REQUIREMENT
Make a verbatim copy of the entries below; pictures stay out.

— begin DATA TO USE —

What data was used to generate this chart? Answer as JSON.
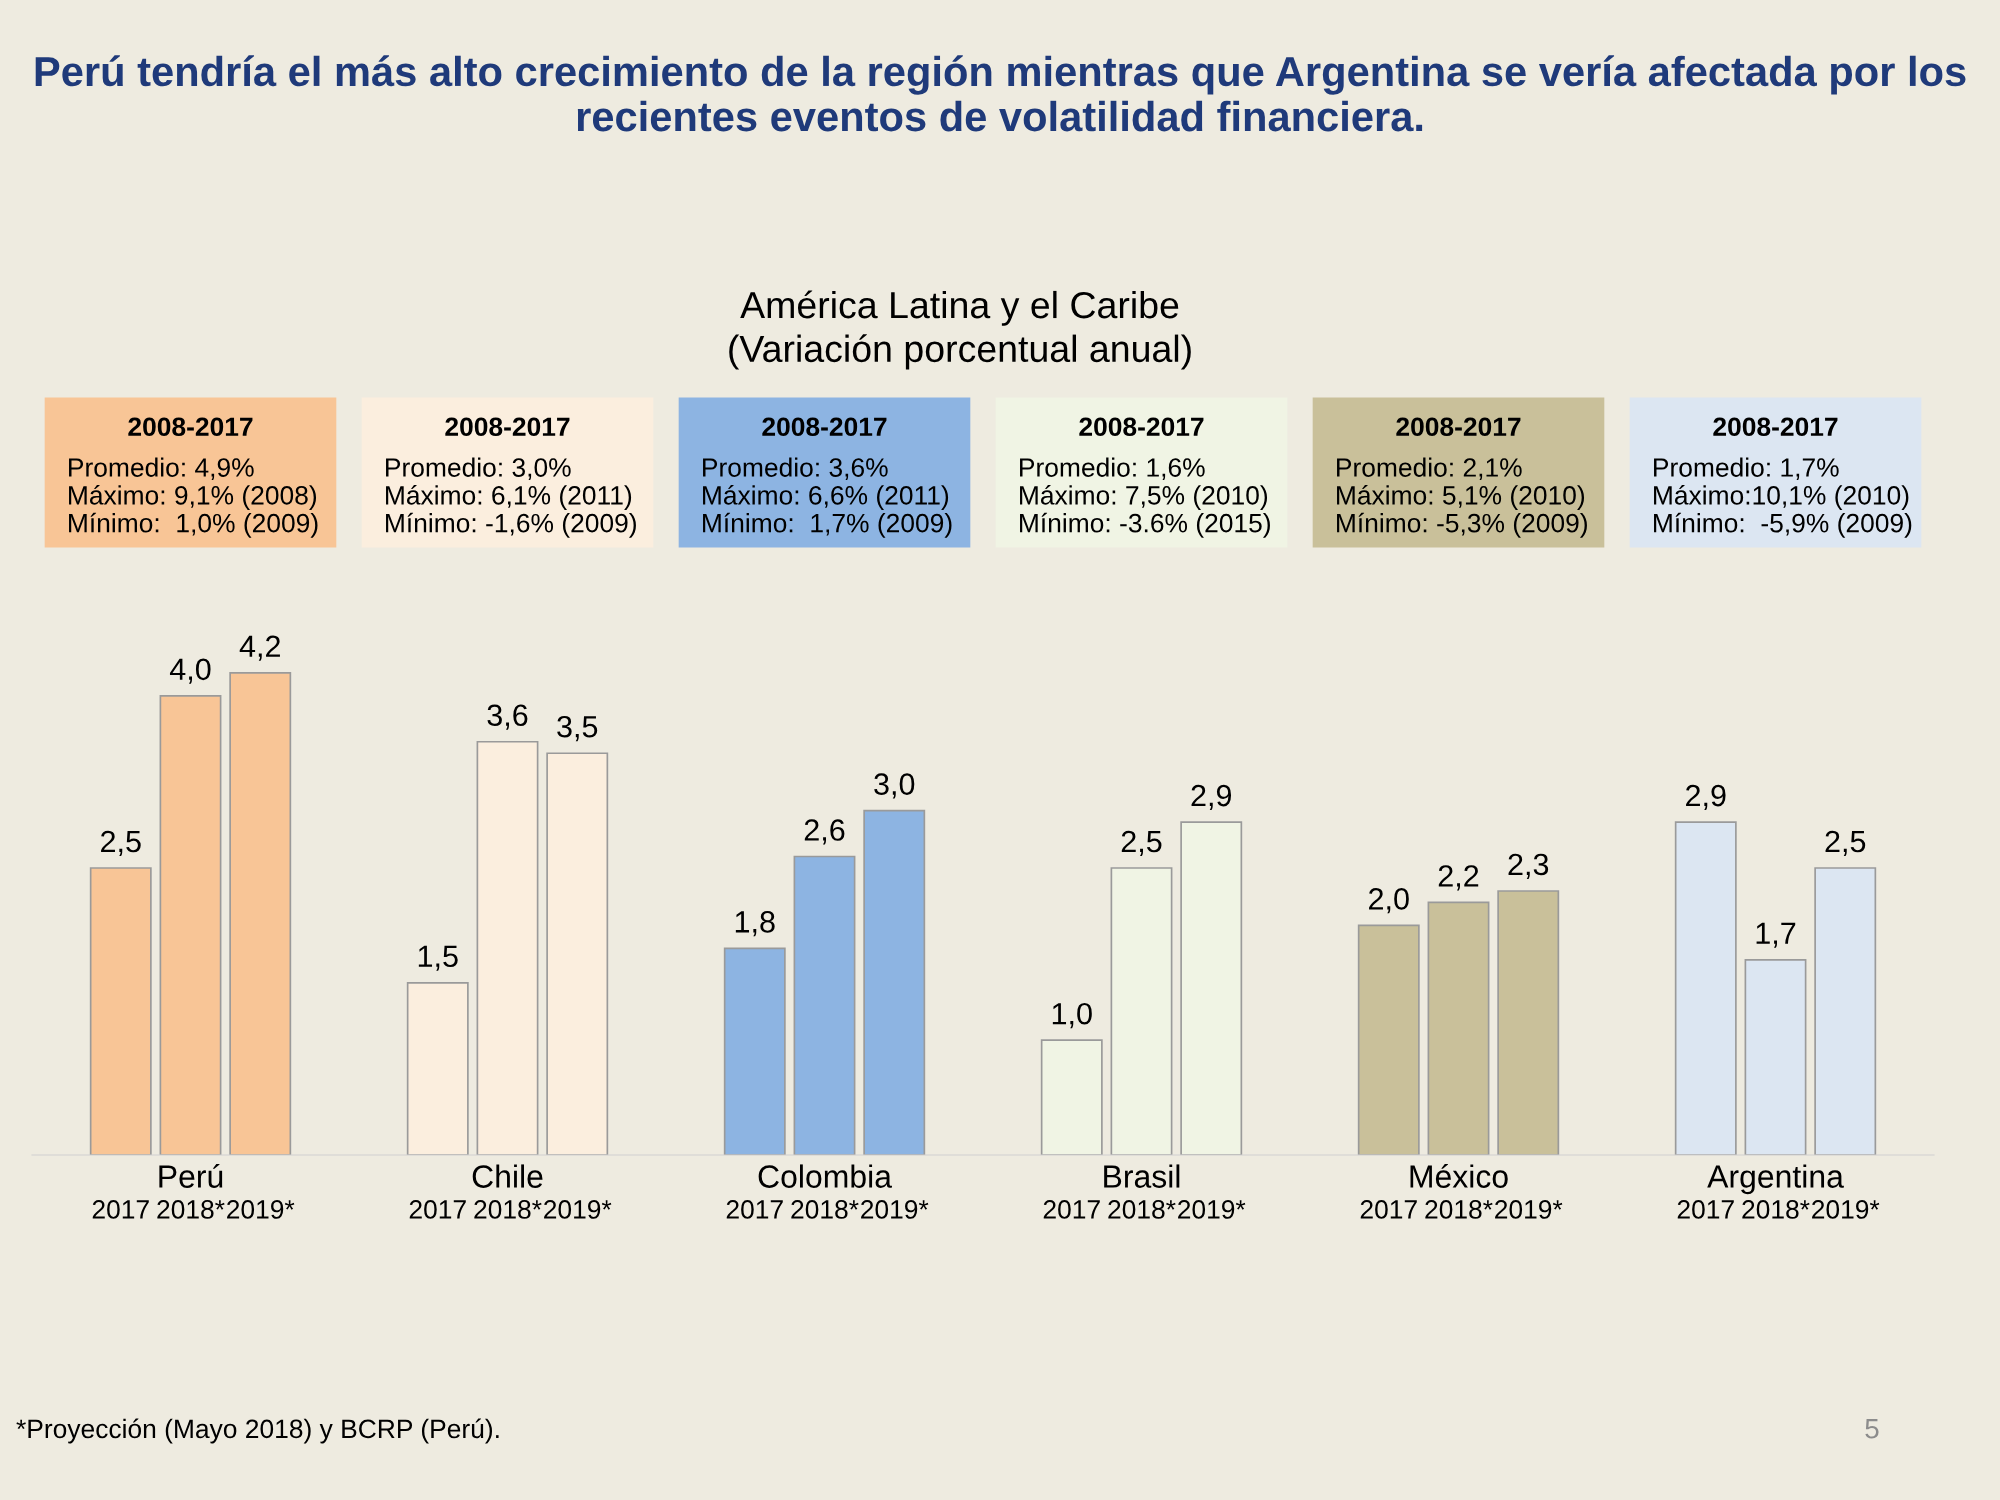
{
  "chart_data": {
    "type": "bar",
    "title": "Perú tendría el más alto crecimiento de la región mientras que Argentina se vería afectada por los recientes eventos de volatilidad financiera.",
    "subtitle": "América Latina y el Caribe\n(Variación porcentual anual)",
    "categories": [
      "Perú",
      "Chile",
      "Colombia",
      "Brasil",
      "México",
      "Argentina"
    ],
    "series": [
      {
        "name": "2017",
        "colors": [
          "#f8c596",
          "#fbeede",
          "#8db4e2",
          "#f0f4e4",
          "#c9c09a",
          "#dce6f2"
        ],
        "values": [
          2.5,
          1.5,
          1.8,
          1.0,
          2.0,
          2.9
        ],
        "value_labels": [
          "2,5",
          "1,5",
          "1,8",
          "1,0",
          "2,0",
          "2,9"
        ]
      },
      {
        "name": "2018*",
        "colors": [
          "#f8c596",
          "#fbeede",
          "#8db4e2",
          "#f0f4e4",
          "#c9c09a",
          "#dce6f2"
        ],
        "values": [
          4.0,
          3.6,
          2.6,
          2.5,
          2.2,
          1.7
        ],
        "value_labels": [
          "4,0",
          "3,6",
          "2,6",
          "2,5",
          "2,2",
          "1,7"
        ]
      },
      {
        "name": "2019*",
        "colors": [
          "#f8c596",
          "#fbeede",
          "#8db4e2",
          "#f0f4e4",
          "#c9c09a",
          "#dce6f2"
        ],
        "values": [
          4.2,
          3.5,
          3.0,
          2.9,
          2.3,
          2.5
        ],
        "value_labels": [
          "4,2",
          "3,5",
          "3,0",
          "2,9",
          "2,3",
          "2,5"
        ]
      }
    ],
    "annotations": [
      "2008-2017\nPromedio: 4,9%\nMáximo: 9,1% (2008)\nMínimo:  1,0% (2009)",
      "2008-2017\nPromedio: 3,0%\nMáximo: 6,1% (2011)\nMínimo: -1,6% (2009)",
      "2008-2017\nPromedio: 3,6%\nMáximo: 6,6% (2011)\nMínimo:  1,7% (2009)",
      "2008-2017\nPromedio: 1,6%\nMáximo: 7,5% (2010)\nMínimo: -3.6% (2015)",
      "2008-2017\nPromedio: 2,1%\nMáximo: 5,1% (2010)\nMínimo: -5,3% (2009)",
      "2008-2017\nPromedio: 1,7%\nMáximo:10,1% (2010)\nMínimo:  -5,9% (2009)",
      "*Proyección (Mayo 2018) y BCRP (Perú).",
      "5"
    ],
    "legend": false
  }
}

— end DATA TO USE —

RESULT
What data was used to generate this chart? Answer as JSON.
{
  "chart_data": {
    "type": "bar",
    "title": "Perú tendría el más alto crecimiento de la región mientras que Argentina se vería afectada por los recientes eventos de volatilidad financiera.",
    "subtitle": "América Latina y el Caribe\n(Variación porcentual anual)",
    "categories": [
      "Perú",
      "Chile",
      "Colombia",
      "Brasil",
      "México",
      "Argentina"
    ],
    "series": [
      {
        "name": "2017",
        "colors": [
          "#f8c596",
          "#fbeede",
          "#8db4e2",
          "#f0f4e4",
          "#c9c09a",
          "#dce6f2"
        ],
        "values": [
          2.5,
          1.5,
          1.8,
          1.0,
          2.0,
          2.9
        ],
        "value_labels": [
          "2,5",
          "1,5",
          "1,8",
          "1,0",
          "2,0",
          "2,9"
        ]
      },
      {
        "name": "2018*",
        "colors": [
          "#f8c596",
          "#fbeede",
          "#8db4e2",
          "#f0f4e4",
          "#c9c09a",
          "#dce6f2"
        ],
        "values": [
          4.0,
          3.6,
          2.6,
          2.5,
          2.2,
          1.7
        ],
        "value_labels": [
          "4,0",
          "3,6",
          "2,6",
          "2,5",
          "2,2",
          "1,7"
        ]
      },
      {
        "name": "2019*",
        "colors": [
          "#f8c596",
          "#fbeede",
          "#8db4e2",
          "#f0f4e4",
          "#c9c09a",
          "#dce6f2"
        ],
        "values": [
          4.2,
          3.5,
          3.0,
          2.9,
          2.3,
          2.5
        ],
        "value_labels": [
          "4,2",
          "3,5",
          "3,0",
          "2,9",
          "2,3",
          "2,5"
        ]
      }
    ],
    "annotations": [
      "2008-2017\nPromedio: 4,9%\nMáximo: 9,1% (2008)\nMínimo:  1,0% (2009)",
      "2008-2017\nPromedio: 3,0%\nMáximo: 6,1% (2011)\nMínimo: -1,6% (2009)",
      "2008-2017\nPromedio: 3,6%\nMáximo: 6,6% (2011)\nMínimo:  1,7% (2009)",
      "2008-2017\nPromedio: 1,6%\nMáximo: 7,5% (2010)\nMínimo: -3.6% (2015)",
      "2008-2017\nPromedio: 2,1%\nMáximo: 5,1% (2010)\nMínimo: -5,3% (2009)",
      "2008-2017\nPromedio: 1,7%\nMáximo:10,1% (2010)\nMínimo:  -5,9% (2009)",
      "*Proyección (Mayo 2018) y BCRP (Perú).",
      "5"
    ],
    "legend": false
  }
}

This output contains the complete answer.